(Collection entries)

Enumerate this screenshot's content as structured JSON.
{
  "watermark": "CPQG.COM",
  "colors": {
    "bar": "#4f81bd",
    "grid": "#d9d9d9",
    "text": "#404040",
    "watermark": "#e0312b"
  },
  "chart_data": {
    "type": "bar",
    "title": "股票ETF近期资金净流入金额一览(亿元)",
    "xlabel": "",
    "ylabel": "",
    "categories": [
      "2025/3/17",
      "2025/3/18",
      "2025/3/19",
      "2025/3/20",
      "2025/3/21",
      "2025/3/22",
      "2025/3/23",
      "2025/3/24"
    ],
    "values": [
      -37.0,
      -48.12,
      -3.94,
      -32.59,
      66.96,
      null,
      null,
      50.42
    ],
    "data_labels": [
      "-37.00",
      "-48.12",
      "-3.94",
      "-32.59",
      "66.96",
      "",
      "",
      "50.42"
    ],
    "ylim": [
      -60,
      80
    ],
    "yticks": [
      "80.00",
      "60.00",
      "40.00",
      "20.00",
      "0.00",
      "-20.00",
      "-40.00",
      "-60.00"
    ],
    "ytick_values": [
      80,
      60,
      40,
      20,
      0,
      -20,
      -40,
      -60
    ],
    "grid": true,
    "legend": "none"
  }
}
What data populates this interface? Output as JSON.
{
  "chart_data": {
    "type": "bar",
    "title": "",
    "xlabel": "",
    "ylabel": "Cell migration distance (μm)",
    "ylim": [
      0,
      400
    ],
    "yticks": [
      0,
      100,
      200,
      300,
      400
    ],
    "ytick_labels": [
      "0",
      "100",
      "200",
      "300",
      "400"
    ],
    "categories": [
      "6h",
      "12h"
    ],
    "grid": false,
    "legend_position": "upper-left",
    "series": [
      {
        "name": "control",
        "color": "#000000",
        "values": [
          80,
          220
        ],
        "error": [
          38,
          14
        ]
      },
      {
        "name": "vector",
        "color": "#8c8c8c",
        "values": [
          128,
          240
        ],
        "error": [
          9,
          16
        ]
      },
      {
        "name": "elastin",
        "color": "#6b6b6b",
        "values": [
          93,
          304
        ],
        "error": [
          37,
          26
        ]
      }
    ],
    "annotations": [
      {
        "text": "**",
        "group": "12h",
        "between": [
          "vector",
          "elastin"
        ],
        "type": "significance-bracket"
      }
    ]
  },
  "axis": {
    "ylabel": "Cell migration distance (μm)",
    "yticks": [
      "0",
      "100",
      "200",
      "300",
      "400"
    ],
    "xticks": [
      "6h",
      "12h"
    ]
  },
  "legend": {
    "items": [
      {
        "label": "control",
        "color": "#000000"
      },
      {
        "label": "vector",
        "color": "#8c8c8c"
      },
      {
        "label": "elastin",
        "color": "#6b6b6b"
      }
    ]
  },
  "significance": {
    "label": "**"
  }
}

• _What to work on_: Scan the listing above. Collect all lines with the word "this".

• _Correct output_:
Enumerate this screenshot's content as structured JSON.
What data populates this interface? Output as JSON.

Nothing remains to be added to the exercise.